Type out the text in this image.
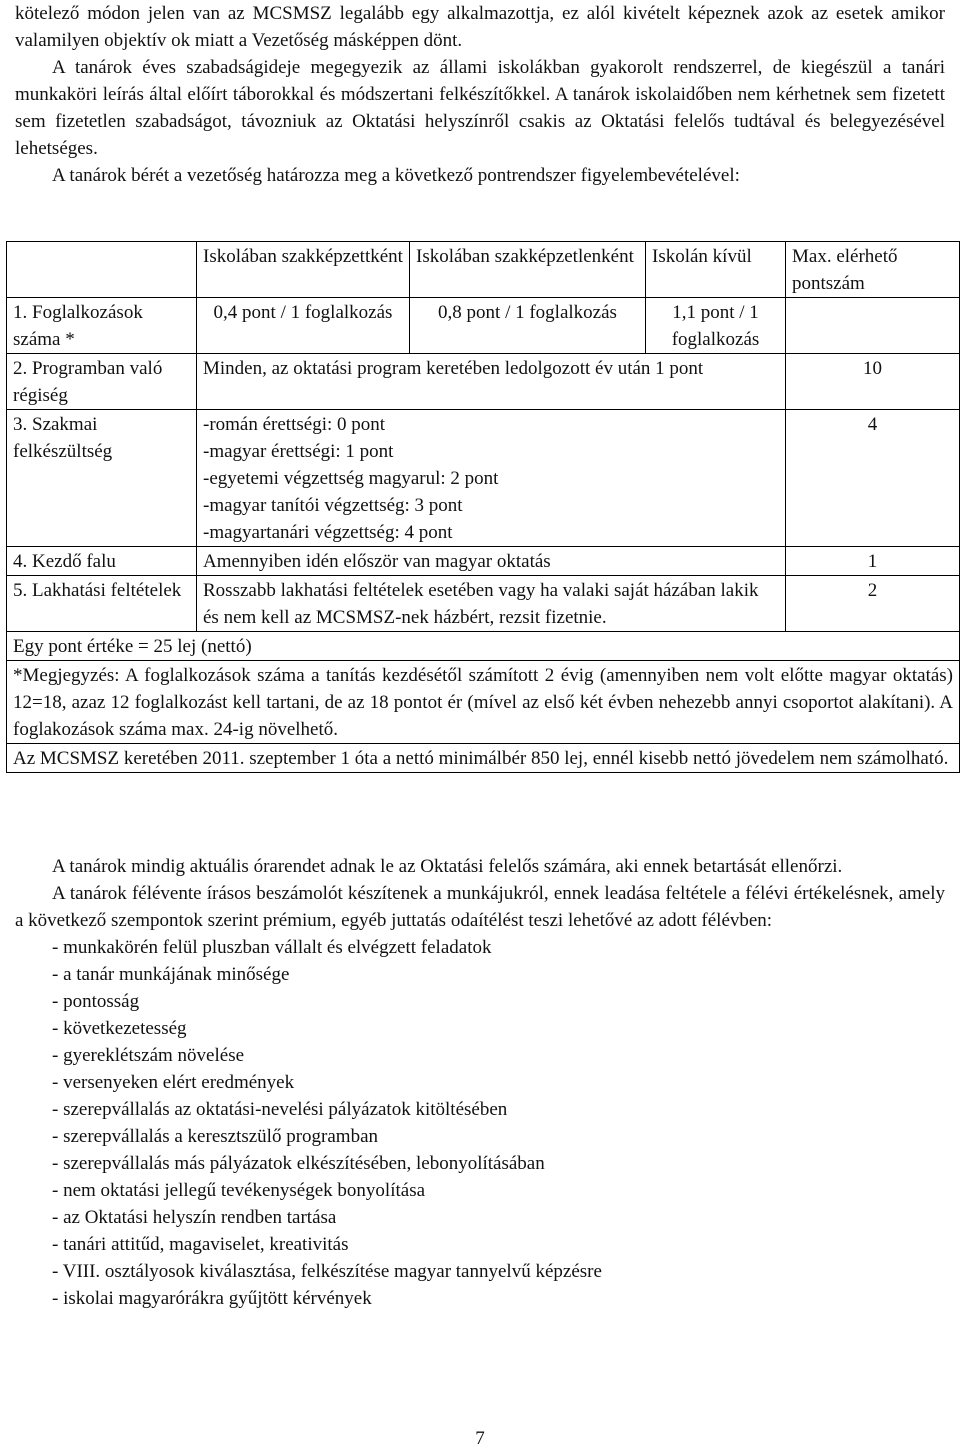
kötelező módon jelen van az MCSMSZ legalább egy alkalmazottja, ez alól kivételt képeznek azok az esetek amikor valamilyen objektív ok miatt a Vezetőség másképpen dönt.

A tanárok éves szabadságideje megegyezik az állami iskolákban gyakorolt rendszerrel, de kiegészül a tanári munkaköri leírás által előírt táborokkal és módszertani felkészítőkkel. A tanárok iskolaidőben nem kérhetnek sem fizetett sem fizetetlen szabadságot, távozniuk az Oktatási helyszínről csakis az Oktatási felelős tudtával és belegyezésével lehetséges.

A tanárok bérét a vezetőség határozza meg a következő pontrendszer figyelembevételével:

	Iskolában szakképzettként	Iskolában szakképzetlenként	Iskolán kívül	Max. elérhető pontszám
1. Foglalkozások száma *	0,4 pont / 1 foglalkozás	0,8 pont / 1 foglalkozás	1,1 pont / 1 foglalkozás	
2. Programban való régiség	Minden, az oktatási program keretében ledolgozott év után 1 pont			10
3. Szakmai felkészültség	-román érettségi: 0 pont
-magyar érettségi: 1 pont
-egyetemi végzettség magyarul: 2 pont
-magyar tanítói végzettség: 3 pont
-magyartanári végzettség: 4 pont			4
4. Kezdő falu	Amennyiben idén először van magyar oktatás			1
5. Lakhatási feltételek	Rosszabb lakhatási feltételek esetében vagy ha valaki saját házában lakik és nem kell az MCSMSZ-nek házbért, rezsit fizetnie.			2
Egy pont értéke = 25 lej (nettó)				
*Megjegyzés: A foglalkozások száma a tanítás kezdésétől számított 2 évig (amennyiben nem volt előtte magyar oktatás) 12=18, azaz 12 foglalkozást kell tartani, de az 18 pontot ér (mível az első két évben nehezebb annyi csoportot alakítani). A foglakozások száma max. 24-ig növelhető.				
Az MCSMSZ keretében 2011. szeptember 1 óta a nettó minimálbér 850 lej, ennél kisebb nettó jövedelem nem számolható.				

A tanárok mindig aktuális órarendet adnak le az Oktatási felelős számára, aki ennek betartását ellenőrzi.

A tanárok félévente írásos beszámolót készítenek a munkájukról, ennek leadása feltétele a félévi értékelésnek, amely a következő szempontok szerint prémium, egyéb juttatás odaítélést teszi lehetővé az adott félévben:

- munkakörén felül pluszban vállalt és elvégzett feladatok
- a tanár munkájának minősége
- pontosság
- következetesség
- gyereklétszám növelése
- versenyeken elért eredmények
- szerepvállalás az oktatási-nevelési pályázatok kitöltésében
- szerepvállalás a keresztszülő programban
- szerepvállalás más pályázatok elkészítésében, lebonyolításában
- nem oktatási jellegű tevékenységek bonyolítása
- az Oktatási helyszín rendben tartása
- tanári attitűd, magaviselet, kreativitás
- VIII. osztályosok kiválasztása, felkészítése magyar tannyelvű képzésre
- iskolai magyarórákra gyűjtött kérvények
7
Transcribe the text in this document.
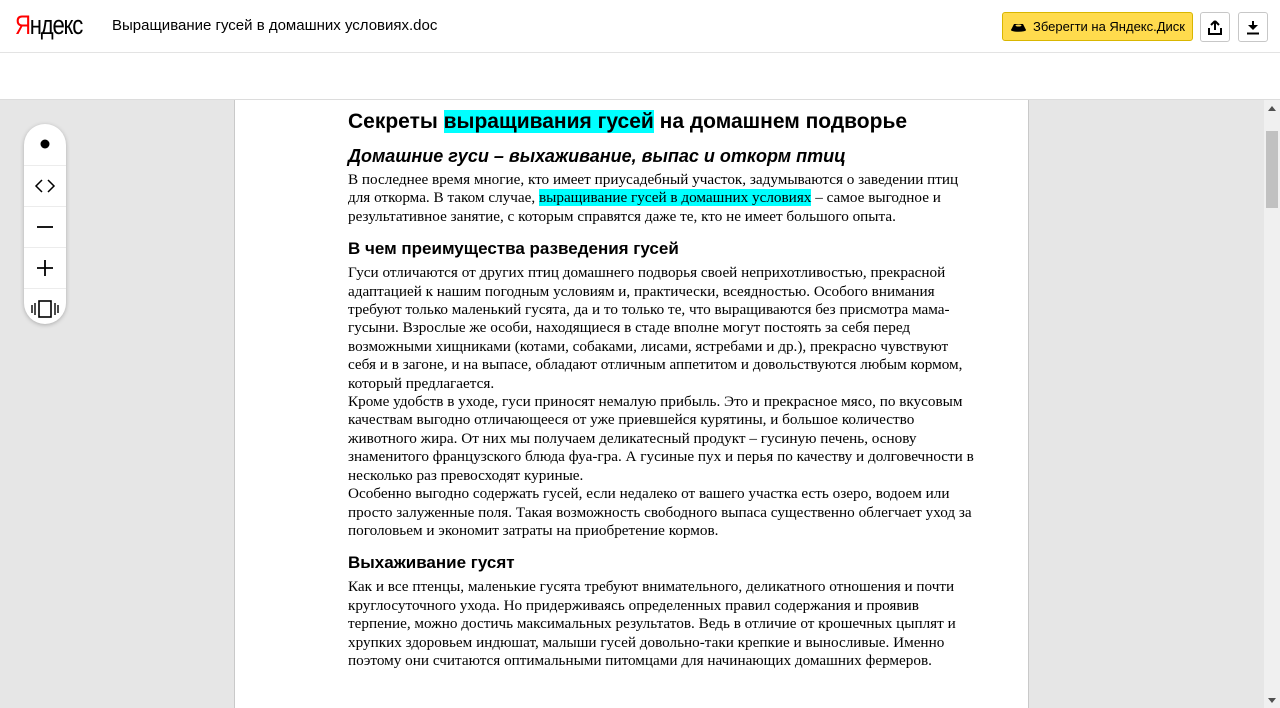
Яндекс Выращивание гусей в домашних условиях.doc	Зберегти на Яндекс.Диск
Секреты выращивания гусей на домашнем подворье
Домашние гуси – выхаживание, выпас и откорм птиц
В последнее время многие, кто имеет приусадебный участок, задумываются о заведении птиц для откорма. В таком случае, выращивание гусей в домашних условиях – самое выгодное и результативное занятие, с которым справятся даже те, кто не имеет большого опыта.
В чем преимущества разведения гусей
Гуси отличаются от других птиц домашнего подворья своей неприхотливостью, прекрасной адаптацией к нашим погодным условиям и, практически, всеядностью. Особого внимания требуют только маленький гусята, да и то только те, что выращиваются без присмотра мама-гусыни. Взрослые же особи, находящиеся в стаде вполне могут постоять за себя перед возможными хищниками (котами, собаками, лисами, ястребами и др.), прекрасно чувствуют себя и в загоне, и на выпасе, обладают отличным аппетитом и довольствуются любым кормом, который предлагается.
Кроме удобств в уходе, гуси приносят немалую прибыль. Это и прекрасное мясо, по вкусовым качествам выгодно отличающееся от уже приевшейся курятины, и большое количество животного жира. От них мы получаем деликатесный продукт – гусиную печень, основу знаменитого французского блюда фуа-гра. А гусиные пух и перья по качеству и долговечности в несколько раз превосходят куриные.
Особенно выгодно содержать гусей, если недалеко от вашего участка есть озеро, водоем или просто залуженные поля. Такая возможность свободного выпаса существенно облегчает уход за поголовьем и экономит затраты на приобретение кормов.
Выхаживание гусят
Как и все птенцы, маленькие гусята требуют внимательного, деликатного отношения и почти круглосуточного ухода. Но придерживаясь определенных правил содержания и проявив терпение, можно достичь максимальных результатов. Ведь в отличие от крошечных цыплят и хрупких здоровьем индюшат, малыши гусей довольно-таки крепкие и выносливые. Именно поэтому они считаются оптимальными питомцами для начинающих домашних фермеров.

○ ○ ○ ○

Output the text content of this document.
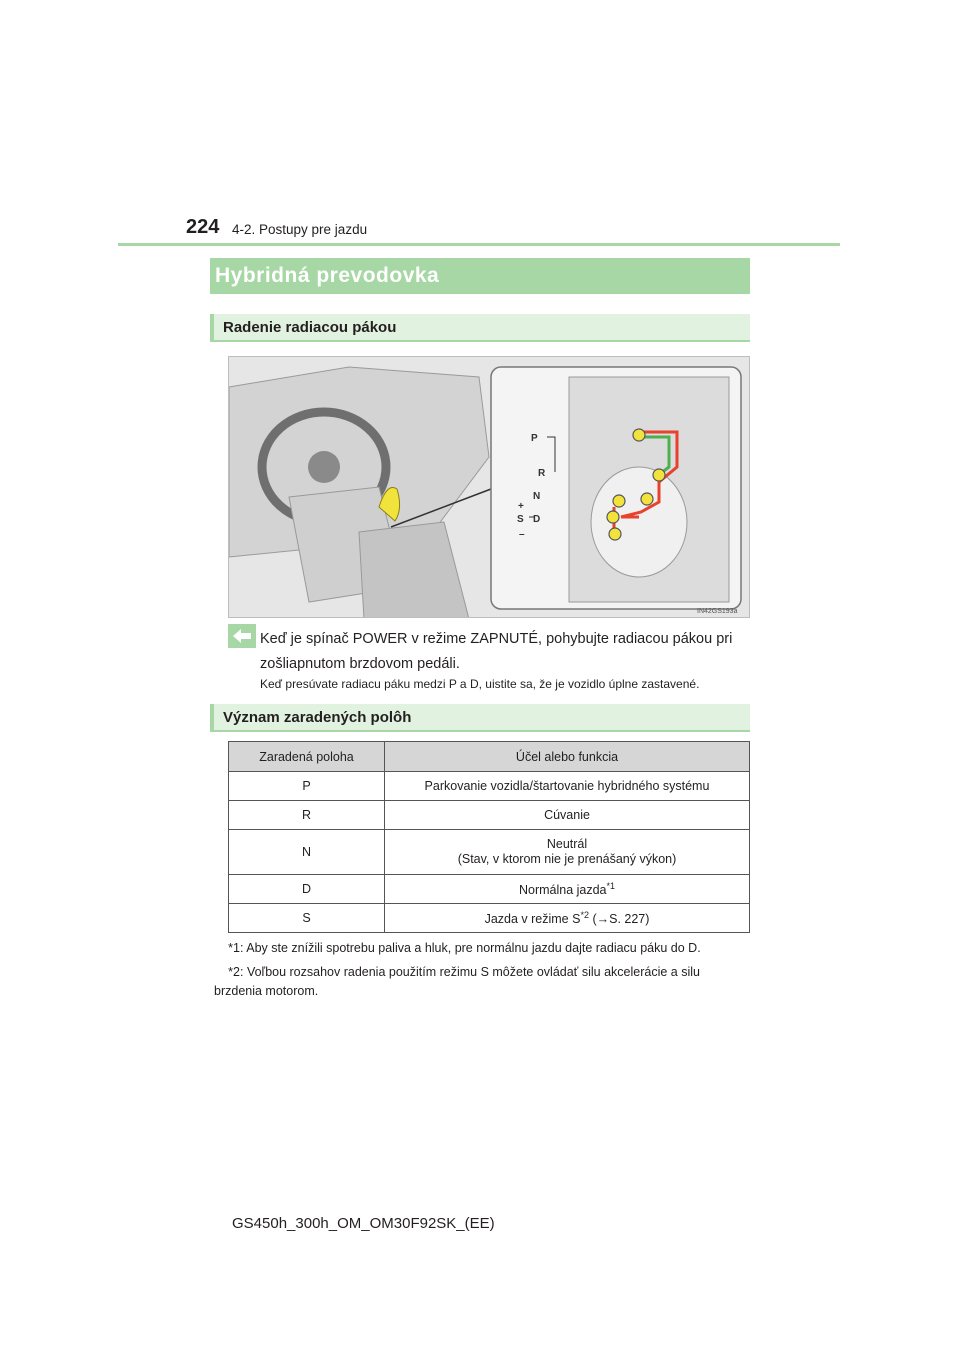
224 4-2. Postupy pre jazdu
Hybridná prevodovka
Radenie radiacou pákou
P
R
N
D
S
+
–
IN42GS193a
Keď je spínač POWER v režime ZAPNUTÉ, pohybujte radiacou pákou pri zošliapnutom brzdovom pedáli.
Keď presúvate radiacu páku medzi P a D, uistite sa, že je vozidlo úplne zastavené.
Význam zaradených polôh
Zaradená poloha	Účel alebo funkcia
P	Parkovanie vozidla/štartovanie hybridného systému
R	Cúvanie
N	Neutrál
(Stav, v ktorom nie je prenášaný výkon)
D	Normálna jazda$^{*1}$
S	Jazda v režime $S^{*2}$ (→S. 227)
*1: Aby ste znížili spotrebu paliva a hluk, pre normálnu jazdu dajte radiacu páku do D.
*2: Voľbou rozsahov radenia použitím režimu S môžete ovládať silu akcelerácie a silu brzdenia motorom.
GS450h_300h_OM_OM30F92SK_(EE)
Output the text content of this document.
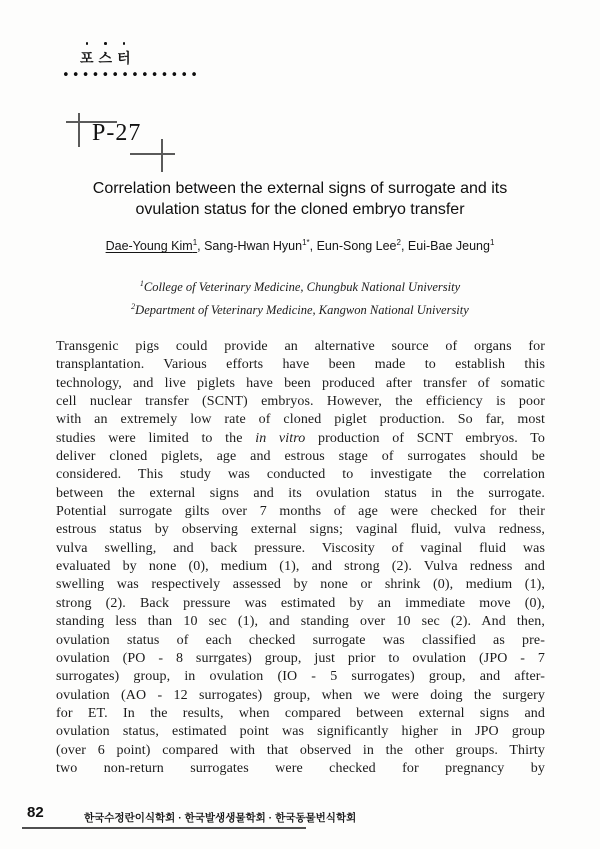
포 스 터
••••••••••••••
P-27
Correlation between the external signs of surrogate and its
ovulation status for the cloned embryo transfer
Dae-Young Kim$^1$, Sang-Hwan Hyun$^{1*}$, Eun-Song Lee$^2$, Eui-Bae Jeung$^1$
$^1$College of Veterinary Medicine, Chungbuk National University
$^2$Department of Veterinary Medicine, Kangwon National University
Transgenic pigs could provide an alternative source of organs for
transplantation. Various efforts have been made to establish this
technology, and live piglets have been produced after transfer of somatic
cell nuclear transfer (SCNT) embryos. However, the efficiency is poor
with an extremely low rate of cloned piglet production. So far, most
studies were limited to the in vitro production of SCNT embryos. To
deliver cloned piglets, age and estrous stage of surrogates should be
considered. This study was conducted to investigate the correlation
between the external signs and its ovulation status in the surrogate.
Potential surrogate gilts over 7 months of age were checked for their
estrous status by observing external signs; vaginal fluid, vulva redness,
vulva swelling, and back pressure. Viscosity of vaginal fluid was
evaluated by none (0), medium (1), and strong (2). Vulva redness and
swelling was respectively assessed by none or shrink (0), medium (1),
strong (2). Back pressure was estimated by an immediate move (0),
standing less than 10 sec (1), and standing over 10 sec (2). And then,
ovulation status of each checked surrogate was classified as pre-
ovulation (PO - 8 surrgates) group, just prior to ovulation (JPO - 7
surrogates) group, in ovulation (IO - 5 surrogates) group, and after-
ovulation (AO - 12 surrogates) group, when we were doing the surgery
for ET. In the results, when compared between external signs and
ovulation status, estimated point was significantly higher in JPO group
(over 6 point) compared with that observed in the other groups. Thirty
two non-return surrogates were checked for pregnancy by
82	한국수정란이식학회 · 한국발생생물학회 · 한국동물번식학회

○ ○ ○ ○

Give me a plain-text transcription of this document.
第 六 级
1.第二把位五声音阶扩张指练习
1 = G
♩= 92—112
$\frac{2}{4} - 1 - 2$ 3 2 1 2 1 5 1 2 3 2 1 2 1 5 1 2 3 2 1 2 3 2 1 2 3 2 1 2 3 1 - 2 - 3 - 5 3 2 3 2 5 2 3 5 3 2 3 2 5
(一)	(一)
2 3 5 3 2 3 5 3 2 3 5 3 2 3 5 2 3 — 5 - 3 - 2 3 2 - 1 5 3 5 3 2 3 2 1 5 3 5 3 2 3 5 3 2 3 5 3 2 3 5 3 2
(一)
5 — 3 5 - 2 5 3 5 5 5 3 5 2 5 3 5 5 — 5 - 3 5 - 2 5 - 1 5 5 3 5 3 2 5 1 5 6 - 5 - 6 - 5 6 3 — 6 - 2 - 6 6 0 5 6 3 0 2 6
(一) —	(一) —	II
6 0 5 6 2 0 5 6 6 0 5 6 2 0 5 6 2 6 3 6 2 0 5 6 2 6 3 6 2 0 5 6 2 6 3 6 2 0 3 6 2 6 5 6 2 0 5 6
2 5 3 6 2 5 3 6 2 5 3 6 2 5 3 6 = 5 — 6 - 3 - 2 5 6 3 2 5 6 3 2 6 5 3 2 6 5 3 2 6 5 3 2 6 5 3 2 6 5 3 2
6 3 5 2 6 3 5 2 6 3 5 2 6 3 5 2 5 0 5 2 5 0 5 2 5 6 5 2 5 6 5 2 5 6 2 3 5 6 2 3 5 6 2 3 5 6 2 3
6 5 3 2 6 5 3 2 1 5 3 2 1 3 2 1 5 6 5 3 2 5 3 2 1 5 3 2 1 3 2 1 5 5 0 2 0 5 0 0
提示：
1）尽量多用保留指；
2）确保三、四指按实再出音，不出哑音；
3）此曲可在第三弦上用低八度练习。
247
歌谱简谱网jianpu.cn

○ ○ ○ ○

:: Goal of the exercise ::
Show every line above in which the word "strong" occurs.

:: Full solution ::
evaluated by none (0), medium (1), and strong (2). Vulva redness and
strong (2). Back pressure was estimated by an immediate move (0),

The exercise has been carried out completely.